Exercise instructions: Output only the lines from the one holding "Output a JSON" to the end of the data below, please, copied exactly.

[BEGIN Provided records]

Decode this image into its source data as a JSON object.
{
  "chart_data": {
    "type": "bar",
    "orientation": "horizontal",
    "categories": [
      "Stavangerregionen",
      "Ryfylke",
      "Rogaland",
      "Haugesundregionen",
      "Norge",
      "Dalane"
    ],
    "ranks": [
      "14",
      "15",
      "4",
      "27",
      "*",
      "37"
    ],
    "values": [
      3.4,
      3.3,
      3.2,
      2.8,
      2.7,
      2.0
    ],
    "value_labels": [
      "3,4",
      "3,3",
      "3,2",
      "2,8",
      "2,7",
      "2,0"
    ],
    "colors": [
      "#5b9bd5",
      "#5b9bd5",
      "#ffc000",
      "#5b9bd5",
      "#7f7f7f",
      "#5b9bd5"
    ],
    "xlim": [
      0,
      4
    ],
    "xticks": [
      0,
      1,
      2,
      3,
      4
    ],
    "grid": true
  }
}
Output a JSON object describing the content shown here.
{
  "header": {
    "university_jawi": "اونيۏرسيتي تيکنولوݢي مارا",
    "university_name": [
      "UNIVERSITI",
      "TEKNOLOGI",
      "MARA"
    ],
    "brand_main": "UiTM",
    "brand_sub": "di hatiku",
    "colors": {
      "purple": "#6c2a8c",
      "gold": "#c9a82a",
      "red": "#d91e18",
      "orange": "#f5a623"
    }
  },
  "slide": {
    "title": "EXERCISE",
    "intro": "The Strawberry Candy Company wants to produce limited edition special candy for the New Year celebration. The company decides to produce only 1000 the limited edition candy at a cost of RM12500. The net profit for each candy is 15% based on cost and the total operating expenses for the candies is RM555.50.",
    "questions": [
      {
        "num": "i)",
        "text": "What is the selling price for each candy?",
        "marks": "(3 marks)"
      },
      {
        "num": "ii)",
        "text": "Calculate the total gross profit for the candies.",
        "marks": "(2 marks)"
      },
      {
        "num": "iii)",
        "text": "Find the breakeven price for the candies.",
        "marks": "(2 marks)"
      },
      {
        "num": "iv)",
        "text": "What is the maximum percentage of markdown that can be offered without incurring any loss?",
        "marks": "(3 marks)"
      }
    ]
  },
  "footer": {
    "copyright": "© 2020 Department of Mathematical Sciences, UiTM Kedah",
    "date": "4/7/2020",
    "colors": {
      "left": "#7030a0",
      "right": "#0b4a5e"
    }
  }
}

[END Provided records]

Correct output:
Output a JSON object describing the content shown here.
{
  "header": {
    "university_jawi": "اونيۏرسيتي تيکنولوݢي مارا",
    "university_name": [
      "UNIVERSITI",
      "TEKNOLOGI",
      "MARA"
    ],
    "brand_main": "UiTM",
    "brand_sub": "di hatiku",
    "colors": {
      "purple": "#6c2a8c",
      "gold": "#c9a82a",
      "red": "#d91e18",
      "orange": "#f5a623"
    }
  },
  "slide": {
    "title": "EXERCISE",
    "intro": "The Strawberry Candy Company wants to produce limited edition special candy for the New Year celebration. The company decides to produce only 1000 the limited edition candy at a cost of RM12500. The net profit for each candy is 15% based on cost and the total operating expenses for the candies is RM555.50.",
    "questions": [
      {
        "num": "i)",
        "text": "What is the selling price for each candy?",
        "marks": "(3 marks)"
      },
      {
        "num": "ii)",
        "text": "Calculate the total gross profit for the candies.",
        "marks": "(2 marks)"
      },
      {
        "num": "iii)",
        "text": "Find the breakeven price for the candies.",
        "marks": "(2 marks)"
      },
      {
        "num": "iv)",
        "text": "What is the maximum percentage of markdown that can be offered without incurring any loss?",
        "marks": "(3 marks)"
      }
    ]
  },
  "footer": {
    "copyright": "© 2020 Department of Mathematical Sciences, UiTM Kedah",
    "date": "4/7/2020",
    "colors": {
      "left": "#7030a0",
      "right": "#0b4a5e"
    }
  }
}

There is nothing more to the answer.